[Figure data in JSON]
>> Start

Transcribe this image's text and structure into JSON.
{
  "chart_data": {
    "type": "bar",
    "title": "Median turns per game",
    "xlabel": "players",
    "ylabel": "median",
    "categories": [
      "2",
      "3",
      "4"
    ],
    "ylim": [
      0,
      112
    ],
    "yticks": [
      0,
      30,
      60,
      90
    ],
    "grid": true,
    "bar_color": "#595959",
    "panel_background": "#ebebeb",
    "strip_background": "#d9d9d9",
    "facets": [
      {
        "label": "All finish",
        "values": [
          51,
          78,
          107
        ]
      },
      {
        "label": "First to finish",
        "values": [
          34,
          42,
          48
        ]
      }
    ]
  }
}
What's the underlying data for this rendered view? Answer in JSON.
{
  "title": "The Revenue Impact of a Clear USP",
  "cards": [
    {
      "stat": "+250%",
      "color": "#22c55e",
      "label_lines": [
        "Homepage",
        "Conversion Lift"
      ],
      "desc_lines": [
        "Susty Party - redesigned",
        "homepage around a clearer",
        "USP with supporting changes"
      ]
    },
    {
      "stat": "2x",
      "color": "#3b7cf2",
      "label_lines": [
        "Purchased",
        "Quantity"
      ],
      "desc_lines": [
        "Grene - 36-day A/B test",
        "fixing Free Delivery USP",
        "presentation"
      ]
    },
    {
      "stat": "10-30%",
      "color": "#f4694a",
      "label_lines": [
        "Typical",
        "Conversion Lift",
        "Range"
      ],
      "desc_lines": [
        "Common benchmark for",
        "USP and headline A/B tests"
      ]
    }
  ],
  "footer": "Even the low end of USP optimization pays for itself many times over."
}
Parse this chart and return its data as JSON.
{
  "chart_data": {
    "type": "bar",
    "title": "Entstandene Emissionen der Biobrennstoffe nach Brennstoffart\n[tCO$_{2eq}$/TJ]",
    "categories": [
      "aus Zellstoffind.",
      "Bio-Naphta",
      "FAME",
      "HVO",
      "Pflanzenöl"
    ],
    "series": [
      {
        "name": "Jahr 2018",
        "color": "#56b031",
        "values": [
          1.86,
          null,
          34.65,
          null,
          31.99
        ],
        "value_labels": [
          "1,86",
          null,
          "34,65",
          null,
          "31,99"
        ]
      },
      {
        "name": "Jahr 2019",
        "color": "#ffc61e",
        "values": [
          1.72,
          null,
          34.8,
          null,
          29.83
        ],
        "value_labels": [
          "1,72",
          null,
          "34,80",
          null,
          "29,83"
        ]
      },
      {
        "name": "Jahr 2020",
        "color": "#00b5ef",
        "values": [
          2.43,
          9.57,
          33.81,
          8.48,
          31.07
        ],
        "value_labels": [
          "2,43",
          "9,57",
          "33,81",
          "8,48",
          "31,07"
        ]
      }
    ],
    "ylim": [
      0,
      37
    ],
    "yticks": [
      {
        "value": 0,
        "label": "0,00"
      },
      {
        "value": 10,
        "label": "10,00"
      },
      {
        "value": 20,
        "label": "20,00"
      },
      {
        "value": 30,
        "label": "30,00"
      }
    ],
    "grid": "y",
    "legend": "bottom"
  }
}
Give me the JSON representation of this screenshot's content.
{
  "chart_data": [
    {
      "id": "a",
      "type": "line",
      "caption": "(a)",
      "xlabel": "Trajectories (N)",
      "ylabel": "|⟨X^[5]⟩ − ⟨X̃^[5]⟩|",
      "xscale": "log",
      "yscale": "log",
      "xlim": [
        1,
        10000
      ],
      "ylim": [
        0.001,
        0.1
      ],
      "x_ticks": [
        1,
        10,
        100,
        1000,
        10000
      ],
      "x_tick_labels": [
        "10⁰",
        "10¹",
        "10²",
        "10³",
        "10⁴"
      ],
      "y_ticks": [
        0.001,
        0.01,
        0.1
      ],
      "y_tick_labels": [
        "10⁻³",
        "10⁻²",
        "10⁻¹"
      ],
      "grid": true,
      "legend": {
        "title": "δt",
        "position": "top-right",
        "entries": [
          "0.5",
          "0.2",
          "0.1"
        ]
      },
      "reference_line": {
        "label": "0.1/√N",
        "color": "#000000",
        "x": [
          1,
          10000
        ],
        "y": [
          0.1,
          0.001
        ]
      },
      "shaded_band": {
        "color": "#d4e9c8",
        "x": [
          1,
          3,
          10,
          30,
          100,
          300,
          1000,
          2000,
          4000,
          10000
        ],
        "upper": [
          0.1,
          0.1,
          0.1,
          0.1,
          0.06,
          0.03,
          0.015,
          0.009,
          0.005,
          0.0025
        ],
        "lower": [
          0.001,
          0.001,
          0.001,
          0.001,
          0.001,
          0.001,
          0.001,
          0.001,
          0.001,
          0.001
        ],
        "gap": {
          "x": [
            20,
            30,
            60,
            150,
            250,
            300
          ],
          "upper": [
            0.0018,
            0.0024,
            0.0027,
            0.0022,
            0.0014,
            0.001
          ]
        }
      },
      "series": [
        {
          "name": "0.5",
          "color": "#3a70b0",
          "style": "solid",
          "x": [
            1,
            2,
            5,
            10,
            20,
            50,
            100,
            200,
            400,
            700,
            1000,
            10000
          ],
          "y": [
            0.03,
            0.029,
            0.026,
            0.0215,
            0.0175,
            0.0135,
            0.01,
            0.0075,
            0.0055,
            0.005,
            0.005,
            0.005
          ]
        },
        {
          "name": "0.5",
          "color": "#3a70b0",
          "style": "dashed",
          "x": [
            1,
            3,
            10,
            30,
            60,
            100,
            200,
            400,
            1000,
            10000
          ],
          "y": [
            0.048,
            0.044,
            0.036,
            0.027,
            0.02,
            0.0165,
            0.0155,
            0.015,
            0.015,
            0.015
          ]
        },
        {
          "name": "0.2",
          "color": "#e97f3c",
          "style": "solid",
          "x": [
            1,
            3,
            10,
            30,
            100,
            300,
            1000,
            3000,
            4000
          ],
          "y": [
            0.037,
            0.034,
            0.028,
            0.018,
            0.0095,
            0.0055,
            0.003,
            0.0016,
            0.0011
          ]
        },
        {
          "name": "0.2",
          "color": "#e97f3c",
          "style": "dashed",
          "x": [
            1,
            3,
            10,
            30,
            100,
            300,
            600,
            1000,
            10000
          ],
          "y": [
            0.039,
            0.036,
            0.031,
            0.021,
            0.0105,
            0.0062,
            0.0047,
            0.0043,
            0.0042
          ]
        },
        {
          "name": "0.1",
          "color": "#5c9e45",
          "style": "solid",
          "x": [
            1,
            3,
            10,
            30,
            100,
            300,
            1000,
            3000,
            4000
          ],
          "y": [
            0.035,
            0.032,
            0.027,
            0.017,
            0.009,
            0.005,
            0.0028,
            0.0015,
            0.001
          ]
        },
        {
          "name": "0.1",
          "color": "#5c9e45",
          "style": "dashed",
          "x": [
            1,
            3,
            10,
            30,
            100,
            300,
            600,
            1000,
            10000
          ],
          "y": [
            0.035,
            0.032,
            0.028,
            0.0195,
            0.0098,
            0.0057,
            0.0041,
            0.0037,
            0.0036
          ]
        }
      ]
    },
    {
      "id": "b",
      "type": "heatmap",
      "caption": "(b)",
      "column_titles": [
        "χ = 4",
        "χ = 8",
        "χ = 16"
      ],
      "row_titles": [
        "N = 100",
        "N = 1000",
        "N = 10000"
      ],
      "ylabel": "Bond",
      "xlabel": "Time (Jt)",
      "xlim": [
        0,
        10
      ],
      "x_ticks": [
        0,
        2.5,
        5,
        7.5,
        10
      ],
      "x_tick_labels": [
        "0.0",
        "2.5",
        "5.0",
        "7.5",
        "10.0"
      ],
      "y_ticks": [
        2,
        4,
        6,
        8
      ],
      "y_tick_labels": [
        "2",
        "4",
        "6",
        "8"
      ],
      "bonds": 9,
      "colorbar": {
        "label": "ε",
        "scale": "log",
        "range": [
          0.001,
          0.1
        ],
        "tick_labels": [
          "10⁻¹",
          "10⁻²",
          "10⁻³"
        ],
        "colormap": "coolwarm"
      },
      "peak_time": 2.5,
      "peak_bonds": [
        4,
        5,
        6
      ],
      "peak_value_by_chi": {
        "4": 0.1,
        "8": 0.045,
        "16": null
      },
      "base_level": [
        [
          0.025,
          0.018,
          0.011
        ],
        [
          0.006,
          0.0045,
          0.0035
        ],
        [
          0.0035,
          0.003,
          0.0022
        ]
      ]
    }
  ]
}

>> End

- Your objective -
Go through the material and select each line with the string "this" in it.

- Solved problem -
Transcribe this image's text and structure into JSON.
What's the underlying data for this rendered view? Answer in JSON.
Parse this chart and return its data as JSON.
Give me the JSON representation of this screenshot's content.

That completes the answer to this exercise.